Exercise prompt:
Reproduce the records below in their entirety, character for character.

[Collected data]
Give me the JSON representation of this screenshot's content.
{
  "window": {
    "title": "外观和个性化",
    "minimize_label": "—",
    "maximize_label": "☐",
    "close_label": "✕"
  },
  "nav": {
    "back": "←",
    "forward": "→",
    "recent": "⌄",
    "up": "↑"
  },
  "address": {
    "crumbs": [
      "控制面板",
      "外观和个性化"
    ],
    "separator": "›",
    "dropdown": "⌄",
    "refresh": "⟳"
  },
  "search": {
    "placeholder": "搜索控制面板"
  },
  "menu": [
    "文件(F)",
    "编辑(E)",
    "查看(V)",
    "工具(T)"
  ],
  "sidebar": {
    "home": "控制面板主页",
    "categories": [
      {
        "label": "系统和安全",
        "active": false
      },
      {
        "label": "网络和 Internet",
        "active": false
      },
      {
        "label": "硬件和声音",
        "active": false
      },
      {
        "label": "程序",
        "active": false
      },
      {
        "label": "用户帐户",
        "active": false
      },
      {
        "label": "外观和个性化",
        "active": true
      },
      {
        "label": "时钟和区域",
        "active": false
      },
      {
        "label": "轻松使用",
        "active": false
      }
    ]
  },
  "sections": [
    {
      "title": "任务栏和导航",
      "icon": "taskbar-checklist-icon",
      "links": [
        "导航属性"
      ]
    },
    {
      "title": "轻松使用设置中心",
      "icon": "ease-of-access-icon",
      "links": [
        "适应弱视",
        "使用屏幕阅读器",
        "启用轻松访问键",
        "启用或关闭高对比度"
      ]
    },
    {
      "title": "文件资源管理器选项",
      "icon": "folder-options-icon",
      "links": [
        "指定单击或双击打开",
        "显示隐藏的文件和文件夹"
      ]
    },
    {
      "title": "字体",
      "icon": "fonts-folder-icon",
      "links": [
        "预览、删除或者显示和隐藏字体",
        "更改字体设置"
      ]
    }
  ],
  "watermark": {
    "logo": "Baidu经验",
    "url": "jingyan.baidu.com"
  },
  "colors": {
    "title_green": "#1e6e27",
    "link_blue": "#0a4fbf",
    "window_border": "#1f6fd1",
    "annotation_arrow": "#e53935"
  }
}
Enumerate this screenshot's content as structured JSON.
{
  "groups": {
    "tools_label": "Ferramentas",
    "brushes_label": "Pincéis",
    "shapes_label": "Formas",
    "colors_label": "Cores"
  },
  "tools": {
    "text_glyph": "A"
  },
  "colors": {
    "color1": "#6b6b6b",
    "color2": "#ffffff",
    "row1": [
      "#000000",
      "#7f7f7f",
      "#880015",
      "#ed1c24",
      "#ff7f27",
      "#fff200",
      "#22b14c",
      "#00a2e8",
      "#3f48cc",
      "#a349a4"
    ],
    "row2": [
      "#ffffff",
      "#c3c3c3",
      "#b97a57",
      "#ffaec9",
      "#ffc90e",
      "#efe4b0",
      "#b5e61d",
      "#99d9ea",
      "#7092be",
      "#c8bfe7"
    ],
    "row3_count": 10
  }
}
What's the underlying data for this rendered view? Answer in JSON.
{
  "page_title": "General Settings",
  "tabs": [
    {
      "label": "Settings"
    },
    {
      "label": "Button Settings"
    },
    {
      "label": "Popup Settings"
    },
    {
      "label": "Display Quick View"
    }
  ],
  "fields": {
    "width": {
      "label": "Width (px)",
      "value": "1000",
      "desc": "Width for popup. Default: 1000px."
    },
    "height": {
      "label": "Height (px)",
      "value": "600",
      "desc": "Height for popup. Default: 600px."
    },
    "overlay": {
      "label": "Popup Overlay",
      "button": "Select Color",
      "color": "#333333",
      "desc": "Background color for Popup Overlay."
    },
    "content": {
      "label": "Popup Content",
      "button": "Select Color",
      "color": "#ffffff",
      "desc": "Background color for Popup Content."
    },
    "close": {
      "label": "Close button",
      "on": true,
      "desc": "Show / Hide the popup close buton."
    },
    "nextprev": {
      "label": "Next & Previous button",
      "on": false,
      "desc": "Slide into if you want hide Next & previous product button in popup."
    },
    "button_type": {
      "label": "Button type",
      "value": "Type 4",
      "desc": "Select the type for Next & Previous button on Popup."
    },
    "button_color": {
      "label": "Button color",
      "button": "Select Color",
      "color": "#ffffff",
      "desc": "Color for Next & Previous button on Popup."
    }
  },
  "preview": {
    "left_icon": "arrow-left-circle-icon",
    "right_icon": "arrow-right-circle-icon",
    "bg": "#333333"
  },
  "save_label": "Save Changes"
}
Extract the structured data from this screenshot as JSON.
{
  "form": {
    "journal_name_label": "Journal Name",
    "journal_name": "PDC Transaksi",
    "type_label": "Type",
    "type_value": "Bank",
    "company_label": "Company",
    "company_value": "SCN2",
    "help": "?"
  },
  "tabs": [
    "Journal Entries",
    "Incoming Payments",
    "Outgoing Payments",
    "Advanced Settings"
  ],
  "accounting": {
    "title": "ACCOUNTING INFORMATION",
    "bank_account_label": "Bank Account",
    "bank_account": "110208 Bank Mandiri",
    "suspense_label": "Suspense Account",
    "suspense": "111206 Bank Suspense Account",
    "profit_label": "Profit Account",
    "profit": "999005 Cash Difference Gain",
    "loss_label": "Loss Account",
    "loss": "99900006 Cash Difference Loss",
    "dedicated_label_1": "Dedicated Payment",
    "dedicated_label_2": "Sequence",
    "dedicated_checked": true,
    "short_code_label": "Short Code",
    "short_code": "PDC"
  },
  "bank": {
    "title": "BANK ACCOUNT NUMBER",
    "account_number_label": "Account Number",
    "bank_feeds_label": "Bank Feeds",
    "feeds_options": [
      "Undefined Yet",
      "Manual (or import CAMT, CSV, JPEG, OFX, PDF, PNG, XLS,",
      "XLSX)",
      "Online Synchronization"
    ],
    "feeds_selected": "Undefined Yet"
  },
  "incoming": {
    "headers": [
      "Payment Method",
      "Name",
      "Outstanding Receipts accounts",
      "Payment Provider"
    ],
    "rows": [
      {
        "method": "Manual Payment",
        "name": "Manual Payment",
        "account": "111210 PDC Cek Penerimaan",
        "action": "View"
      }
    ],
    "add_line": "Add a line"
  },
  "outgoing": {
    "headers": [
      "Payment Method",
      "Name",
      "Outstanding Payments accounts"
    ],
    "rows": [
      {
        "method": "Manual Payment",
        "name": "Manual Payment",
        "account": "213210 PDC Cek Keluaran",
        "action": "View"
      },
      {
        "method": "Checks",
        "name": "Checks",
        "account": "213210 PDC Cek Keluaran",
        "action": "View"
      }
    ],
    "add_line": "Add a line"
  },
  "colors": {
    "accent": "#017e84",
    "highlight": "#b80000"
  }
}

Expected answer:
Give me the JSON representation of this screenshot's content.
{
  "window": {
    "title": "外观和个性化",
    "minimize_label": "—",
    "maximize_label": "☐",
    "close_label": "✕"
  },
  "nav": {
    "back": "←",
    "forward": "→",
    "recent": "⌄",
    "up": "↑"
  },
  "address": {
    "crumbs": [
      "控制面板",
      "外观和个性化"
    ],
    "separator": "›",
    "dropdown": "⌄",
    "refresh": "⟳"
  },
  "search": {
    "placeholder": "搜索控制面板"
  },
  "menu": [
    "文件(F)",
    "编辑(E)",
    "查看(V)",
    "工具(T)"
  ],
  "sidebar": {
    "home": "控制面板主页",
    "categories": [
      {
        "label": "系统和安全",
        "active": false
      },
      {
        "label": "网络和 Internet",
        "active": false
      },
      {
        "label": "硬件和声音",
        "active": false
      },
      {
        "label": "程序",
        "active": false
      },
      {
        "label": "用户帐户",
        "active": false
      },
      {
        "label": "外观和个性化",
        "active": true
      },
      {
        "label": "时钟和区域",
        "active": false
      },
      {
        "label": "轻松使用",
        "active": false
      }
    ]
  },
  "sections": [
    {
      "title": "任务栏和导航",
      "icon": "taskbar-checklist-icon",
      "links": [
        "导航属性"
      ]
    },
    {
      "title": "轻松使用设置中心",
      "icon": "ease-of-access-icon",
      "links": [
        "适应弱视",
        "使用屏幕阅读器",
        "启用轻松访问键",
        "启用或关闭高对比度"
      ]
    },
    {
      "title": "文件资源管理器选项",
      "icon": "folder-options-icon",
      "links": [
        "指定单击或双击打开",
        "显示隐藏的文件和文件夹"
      ]
    },
    {
      "title": "字体",
      "icon": "fonts-folder-icon",
      "links": [
        "预览、删除或者显示和隐藏字体",
        "更改字体设置"
      ]
    }
  ],
  "watermark": {
    "logo": "Baidu经验",
    "url": "jingyan.baidu.com"
  },
  "colors": {
    "title_green": "#1e6e27",
    "link_blue": "#0a4fbf",
    "window_border": "#1f6fd1",
    "annotation_arrow": "#e53935"
  }
}
Enumerate this screenshot's content as structured JSON.
{
  "groups": {
    "tools_label": "Ferramentas",
    "brushes_label": "Pincéis",
    "shapes_label": "Formas",
    "colors_label": "Cores"
  },
  "tools": {
    "text_glyph": "A"
  },
  "colors": {
    "color1": "#6b6b6b",
    "color2": "#ffffff",
    "row1": [
      "#000000",
      "#7f7f7f",
      "#880015",
      "#ed1c24",
      "#ff7f27",
      "#fff200",
      "#22b14c",
      "#00a2e8",
      "#3f48cc",
      "#a349a4"
    ],
    "row2": [
      "#ffffff",
      "#c3c3c3",
      "#b97a57",
      "#ffaec9",
      "#ffc90e",
      "#efe4b0",
      "#b5e61d",
      "#99d9ea",
      "#7092be",
      "#c8bfe7"
    ],
    "row3_count": 10
  }
}
What's the underlying data for this rendered view? Answer in JSON.
{
  "page_title": "General Settings",
  "tabs": [
    {
      "label": "Settings"
    },
    {
      "label": "Button Settings"
    },
    {
      "label": "Popup Settings"
    },
    {
      "label": "Display Quick View"
    }
  ],
  "fields": {
    "width": {
      "label": "Width (px)",
      "value": "1000",
      "desc": "Width for popup. Default: 1000px."
    },
    "height": {
      "label": "Height (px)",
      "value": "600",
      "desc": "Height for popup. Default: 600px."
    },
    "overlay": {
      "label": "Popup Overlay",
      "button": "Select Color",
      "color": "#333333",
      "desc": "Background color for Popup Overlay."
    },
    "content": {
      "label": "Popup Content",
      "button": "Select Color",
      "color": "#ffffff",
      "desc": "Background color for Popup Content."
    },
    "close": {
      "label": "Close button",
      "on": true,
      "desc": "Show / Hide the popup close buton."
    },
    "nextprev": {
      "label": "Next & Previous button",
      "on": false,
      "desc": "Slide into if you want hide Next & previous product button in popup."
    },
    "button_type": {
      "label": "Button type",
      "value": "Type 4",
      "desc": "Select the type for Next & Previous button on Popup."
    },
    "button_color": {
      "label": "Button color",
      "button": "Select Color",
      "color": "#ffffff",
      "desc": "Color for Next & Previous button on Popup."
    }
  },
  "preview": {
    "left_icon": "arrow-left-circle-icon",
    "right_icon": "arrow-right-circle-icon",
    "bg": "#333333"
  },
  "save_label": "Save Changes"
}
Extract the structured data from this screenshot as JSON.
{
  "form": {
    "journal_name_label": "Journal Name",
    "journal_name": "PDC Transaksi",
    "type_label": "Type",
    "type_value": "Bank",
    "company_label": "Company",
    "company_value": "SCN2",
    "help": "?"
  },
  "tabs": [
    "Journal Entries",
    "Incoming Payments",
    "Outgoing Payments",
    "Advanced Settings"
  ],
  "accounting": {
    "title": "ACCOUNTING INFORMATION",
    "bank_account_label": "Bank Account",
    "bank_account": "110208 Bank Mandiri",
    "suspense_label": "Suspense Account",
    "suspense": "111206 Bank Suspense Account",
    "profit_label": "Profit Account",
    "profit": "999005 Cash Difference Gain",
    "loss_label": "Loss Account",
    "loss": "99900006 Cash Difference Loss",
    "dedicated_label_1": "Dedicated Payment",
    "dedicated_label_2": "Sequence",
    "dedicated_checked": true,
    "short_code_label": "Short Code",
    "short_code": "PDC"
  },
  "bank": {
    "title": "BANK ACCOUNT NUMBER",
    "account_number_label": "Account Number",
    "bank_feeds_label": "Bank Feeds",
    "feeds_options": [
      "Undefined Yet",
      "Manual (or import CAMT, CSV, JPEG, OFX, PDF, PNG, XLS,",
      "XLSX)",
      "Online Synchronization"
    ],
    "feeds_selected": "Undefined Yet"
  },
  "incoming": {
    "headers": [
      "Payment Method",
      "Name",
      "Outstanding Receipts accounts",
      "Payment Provider"
    ],
    "rows": [
      {
        "method": "Manual Payment",
        "name": "Manual Payment",
        "account": "111210 PDC Cek Penerimaan",
        "action": "View"
      }
    ],
    "add_line": "Add a line"
  },
  "outgoing": {
    "headers": [
      "Payment Method",
      "Name",
      "Outstanding Payments accounts"
    ],
    "rows": [
      {
        "method": "Manual Payment",
        "name": "Manual Payment",
        "account": "213210 PDC Cek Keluaran",
        "action": "View"
      },
      {
        "method": "Checks",
        "name": "Checks",
        "account": "213210 PDC Cek Keluaran",
        "action": "View"
      }
    ],
    "add_line": "Add a line"
  },
  "colors": {
    "accent": "#017e84",
    "highlight": "#b80000"
  }
}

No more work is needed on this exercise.